* Information shown *
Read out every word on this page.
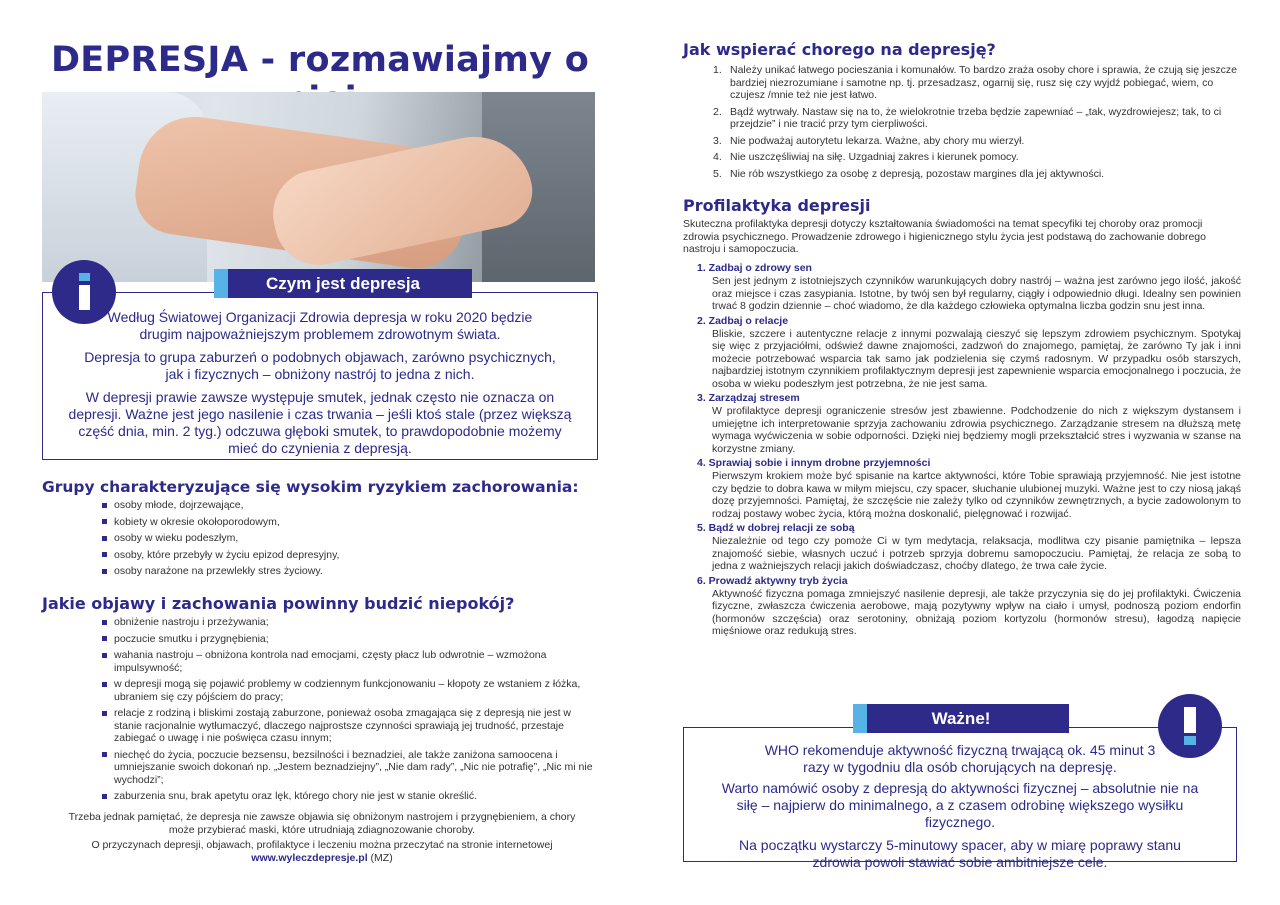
DEPRESJA - rozmawiajmy o
Czym jest depresja

Według Światowej Organizacji Zdrowia depresja w roku 2020 będzie drugim najpoważniejszym problemem zdrowotnym świata.

Depresja to grupa zaburzeń o podobnych objawach, zarówno psychicznych, jak i fizycznych – obniżony nastrój to jedna z nich.

W depresji prawie zawsze występuje smutek, jednak często nie oznacza on depresji. Ważne jest jego nasilenie i czas trwania – jeśli ktoś stale (przez większą część dnia, min. 2 tyg.) odczuwa głęboki smutek, to prawdopodobnie możemy mieć do czynienia z depresją.

Grupy charakteryzujące się wysokim ryzykiem zachorowania:
osoby młode, dojrzewające,
kobiety w okresie okołoporodowym,
osoby w wieku podeszłym,
osoby, które przebyły w życiu epizod depresyjny,
osoby narażone na przewlekły stres życiowy.
Jakie objawy i zachowania powinny budzić niepokój?
obniżenie nastroju i przeżywania;
poczucie smutku i przygnębienia;
wahania nastroju – obniżona kontrola nad emocjami, częsty płacz lub odwrotnie – wzmożona impulsywność;
w depresji mogą się pojawić problemy w codziennym funkcjonowaniu – kłopoty ze wstaniem z łóżka, ubraniem się czy pójściem do pracy;
relacje z rodziną i bliskimi zostają zaburzone, ponieważ osoba zmagająca się z depresją nie jest w stanie racjonalnie wytłumaczyć, dlaczego najprostsze czynności sprawiają jej trudność, przestaje zabiegać o uwagę i nie poświęca czasu innym;
niechęć do życia, poczucie bezsensu, bezsilności i beznadziei, ale także zaniżona samoocena i umniejszanie swoich dokonań np. „Jestem beznadziejny”, „Nie dam rady”, „Nic nie potrafię”, „Nic mi nie wychodzi”;
zaburzenia snu, brak apetytu oraz lęk, którego chory nie jest w stanie określić.

Trzeba jednak pamiętać, że depresja nie zawsze objawia się obniżonym nastrojem i przygnębieniem, a chory może przybierać maski, które utrudniają zdiagnozowanie choroby.

O przyczynach depresji, objawach, profilaktyce i leczeniu można przeczytać na stronie internetowej
www.wyleczdepresje.pl (MZ)

Jak wspierać chorego na depresję?
1. Należy unikać łatwego pocieszania i komunałów. To bardzo zraża osoby chore i sprawia, że czują się jeszcze bardziej niezrozumiane i samotne np. tj. przesadzasz, ogarnij się, rusz się czy wyjdź pobiegać, wiem, co czujesz /mnie też nie jest łatwo.
2. Bądź wytrwały. Nastaw się na to, że wielokrotnie trzeba będzie zapewniać – „tak, wyzdrowiejesz; tak, to ci przejdzie” i nie tracić przy tym cierpliwości.
3. Nie podważaj autorytetu lekarza. Ważne, aby chory mu wierzył.
4. Nie uszczęśliwiaj na siłę. Uzgadniaj zakres i kierunek pomocy.
5. Nie rób wszystkiego za osobę z depresją, pozostaw margines dla jej aktywności.
Profilaktyka depresji

Skuteczna profilaktyka depresji dotyczy kształtowania świadomości na temat specyfiki tej choroby oraz promocji zdrowia psychicznego. Prowadzenie zdrowego i higienicznego stylu życia jest podstawą do zachowanie dobrego nastroju i samopoczucia.

1. Zadbaj o zdrowy sen

Sen jest jednym z istotniejszych czynników warunkujących dobry nastrój – ważna jest zarówno jego ilość, jakość oraz miejsce i czas zasypiania. Istotne, by twój sen był regularny, ciągły i odpowiednio długi. Idealny sen powinien trwać 8 godzin dziennie – choć wiadomo, że dla każdego człowieka optymalna liczba godzin snu jest inna.

2. Zadbaj o relacje

Bliskie, szczere i autentyczne relacje z innymi pozwalają cieszyć się lepszym zdrowiem psychicznym. Spotykaj się więc z przyjaciółmi, odświeź dawne znajomości, zadzwoń do znajomego, pamiętaj, że zarówno Ty jak i inni możecie potrzebować wsparcia tak samo jak podzielenia się czymś radosnym. W przypadku osób starszych, najbardziej istotnym czynnikiem profilaktycznym depresji jest zapewnienie wsparcia emocjonalnego i poczucia, że osoba w wieku podeszłym jest potrzebna, że nie jest sama.

3. Zarządzaj stresem

W profilaktyce depresji ograniczenie stresów jest zbawienne. Podchodzenie do nich z większym dystansem i umiejętne ich interpretowanie sprzyja zachowaniu zdrowia psychicznego. Zarządzanie stresem na dłuższą metę wymaga wyćwiczenia w sobie odporności. Dzięki niej będziemy mogli przekształcić stres i wyzwania w szanse na korzystne zmiany.

4. Sprawiaj sobie i innym drobne przyjemności

Pierwszym krokiem może być spisanie na kartce aktywności, które Tobie sprawiają przyjemność. Nie jest istotne czy będzie to dobra kawa w miłym miejscu, czy spacer, słuchanie ulubionej muzyki. Ważne jest to czy niosą jakąś dozę przyjemności. Pamiętaj, że szczęście nie zależy tylko od czynników zewnętrznych, a bycie zadowolonym to rodzaj postawy wobec życia, którą można doskonalić, pielęgnować i rozwijać.

5. Bądź w dobrej relacji ze sobą

Niezależnie od tego czy pomoże Ci w tym medytacja, relaksacja, modlitwa czy pisanie pamiętnika – lepsza znajomość siebie, własnych uczuć i potrzeb sprzyja dobremu samopoczuciu. Pamiętaj, że relacja ze sobą to jedna z ważniejszych relacji jakich doświadczasz, choćby dlatego, że trwa całe życie.

6. Prowadź aktywny tryb życia

Aktywność fizyczna pomaga zmniejszyć nasilenie depresji, ale także przyczynia się do jej profilaktyki. Ćwiczenia fizyczne, zwłaszcza ćwiczenia aerobowe, mają pozytywny wpływ na ciało i umysł, podnoszą poziom endorfin (hormonów szczęścia) oraz serotoniny, obniżają poziom kortyzolu (hormonów stresu), łagodzą napięcie mięśniowe oraz redukują stres.

Ważne!

WHO rekomenduje aktywność fizyczną trwającą ok. 45 minut 3 razy w tygodniu dla osób chorujących na depresję.

Warto namówić osoby z depresją do aktywności fizycznej – absolutnie nie na siłę – najpierw do minimalnego, a z czasem odrobinę większego wysiłku fizycznego.

Na początku wystarczy 5-minutowy spacer, aby w miarę poprawy stanu zdrowia powoli stawiać sobie ambitniejsze cele.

* Set task *
Extract the text of all the records above verbatim, excluding pictures.

* Response *
Read out every word on this page.
DEPRESJA - rozmawiajmy o
Czym jest depresja

Według Światowej Organizacji Zdrowia depresja w roku 2020 będzie drugim najpoważniejszym problemem zdrowotnym świata.

Depresja to grupa zaburzeń o podobnych objawach, zarówno psychicznych, jak i fizycznych – obniżony nastrój to jedna z nich.

W depresji prawie zawsze występuje smutek, jednak często nie oznacza on depresji. Ważne jest jego nasilenie i czas trwania – jeśli ktoś stale (przez większą część dnia, min. 2 tyg.) odczuwa głęboki smutek, to prawdopodobnie możemy mieć do czynienia z depresją.

Grupy charakteryzujące się wysokim ryzykiem zachorowania:
osoby młode, dojrzewające,
kobiety w okresie okołoporodowym,
osoby w wieku podeszłym,
osoby, które przebyły w życiu epizod depresyjny,
osoby narażone na przewlekły stres życiowy.
Jakie objawy i zachowania powinny budzić niepokój?
obniżenie nastroju i przeżywania;
poczucie smutku i przygnębienia;
wahania nastroju – obniżona kontrola nad emocjami, częsty płacz lub odwrotnie – wzmożona impulsywność;
w depresji mogą się pojawić problemy w codziennym funkcjonowaniu – kłopoty ze wstaniem z łóżka, ubraniem się czy pójściem do pracy;
relacje z rodziną i bliskimi zostają zaburzone, ponieważ osoba zmagająca się z depresją nie jest w stanie racjonalnie wytłumaczyć, dlaczego najprostsze czynności sprawiają jej trudność, przestaje zabiegać o uwagę i nie poświęca czasu innym;
niechęć do życia, poczucie bezsensu, bezsilności i beznadziei, ale także zaniżona samoocena i umniejszanie swoich dokonań np. „Jestem beznadziejny”, „Nie dam rady”, „Nic nie potrafię”, „Nic mi nie wychodzi”;
zaburzenia snu, brak apetytu oraz lęk, którego chory nie jest w stanie określić.

Trzeba jednak pamiętać, że depresja nie zawsze objawia się obniżonym nastrojem i przygnębieniem, a chory może przybierać maski, które utrudniają zdiagnozowanie choroby.

O przyczynach depresji, objawach, profilaktyce i leczeniu można przeczytać na stronie internetowej
www.wyleczdepresje.pl (MZ)

Jak wspierać chorego na depresję?
1. Należy unikać łatwego pocieszania i komunałów. To bardzo zraża osoby chore i sprawia, że czują się jeszcze bardziej niezrozumiane i samotne np. tj. przesadzasz, ogarnij się, rusz się czy wyjdź pobiegać, wiem, co czujesz /mnie też nie jest łatwo.
2. Bądź wytrwały. Nastaw się na to, że wielokrotnie trzeba będzie zapewniać – „tak, wyzdrowiejesz; tak, to ci przejdzie” i nie tracić przy tym cierpliwości.
3. Nie podważaj autorytetu lekarza. Ważne, aby chory mu wierzył.
4. Nie uszczęśliwiaj na siłę. Uzgadniaj zakres i kierunek pomocy.
5. Nie rób wszystkiego za osobę z depresją, pozostaw margines dla jej aktywności.
Profilaktyka depresji

Skuteczna profilaktyka depresji dotyczy kształtowania świadomości na temat specyfiki tej choroby oraz promocji zdrowia psychicznego. Prowadzenie zdrowego i higienicznego stylu życia jest podstawą do zachowanie dobrego nastroju i samopoczucia.

1. Zadbaj o zdrowy sen

Sen jest jednym z istotniejszych czynników warunkujących dobry nastrój – ważna jest zarówno jego ilość, jakość oraz miejsce i czas zasypiania. Istotne, by twój sen był regularny, ciągły i odpowiednio długi. Idealny sen powinien trwać 8 godzin dziennie – choć wiadomo, że dla każdego człowieka optymalna liczba godzin snu jest inna.

2. Zadbaj o relacje

Bliskie, szczere i autentyczne relacje z innymi pozwalają cieszyć się lepszym zdrowiem psychicznym. Spotykaj się więc z przyjaciółmi, odświeź dawne znajomości, zadzwoń do znajomego, pamiętaj, że zarówno Ty jak i inni możecie potrzebować wsparcia tak samo jak podzielenia się czymś radosnym. W przypadku osób starszych, najbardziej istotnym czynnikiem profilaktycznym depresji jest zapewnienie wsparcia emocjonalnego i poczucia, że osoba w wieku podeszłym jest potrzebna, że nie jest sama.

3. Zarządzaj stresem

W profilaktyce depresji ograniczenie stresów jest zbawienne. Podchodzenie do nich z większym dystansem i umiejętne ich interpretowanie sprzyja zachowaniu zdrowia psychicznego. Zarządzanie stresem na dłuższą metę wymaga wyćwiczenia w sobie odporności. Dzięki niej będziemy mogli przekształcić stres i wyzwania w szanse na korzystne zmiany.

4. Sprawiaj sobie i innym drobne przyjemności

Pierwszym krokiem może być spisanie na kartce aktywności, które Tobie sprawiają przyjemność. Nie jest istotne czy będzie to dobra kawa w miłym miejscu, czy spacer, słuchanie ulubionej muzyki. Ważne jest to czy niosą jakąś dozę przyjemności. Pamiętaj, że szczęście nie zależy tylko od czynników zewnętrznych, a bycie zadowolonym to rodzaj postawy wobec życia, którą można doskonalić, pielęgnować i rozwijać.

5. Bądź w dobrej relacji ze sobą

Niezależnie od tego czy pomoże Ci w tym medytacja, relaksacja, modlitwa czy pisanie pamiętnika – lepsza znajomość siebie, własnych uczuć i potrzeb sprzyja dobremu samopoczuciu. Pamiętaj, że relacja ze sobą to jedna z ważniejszych relacji jakich doświadczasz, choćby dlatego, że trwa całe życie.

6. Prowadź aktywny tryb życia

Aktywność fizyczna pomaga zmniejszyć nasilenie depresji, ale także przyczynia się do jej profilaktyki. Ćwiczenia fizyczne, zwłaszcza ćwiczenia aerobowe, mają pozytywny wpływ na ciało i umysł, podnoszą poziom endorfin (hormonów szczęścia) oraz serotoniny, obniżają poziom kortyzolu (hormonów stresu), łagodzą napięcie mięśniowe oraz redukują stres.

Ważne!

WHO rekomenduje aktywność fizyczną trwającą ok. 45 minut 3 razy w tygodniu dla osób chorujących na depresję.

Warto namówić osoby z depresją do aktywności fizycznej – absolutnie nie na siłę – najpierw do minimalnego, a z czasem odrobinę większego wysiłku fizycznego.

Na początku wystarczy 5-minutowy spacer, aby w miarę poprawy stanu zdrowia powoli stawiać sobie ambitniejsze cele.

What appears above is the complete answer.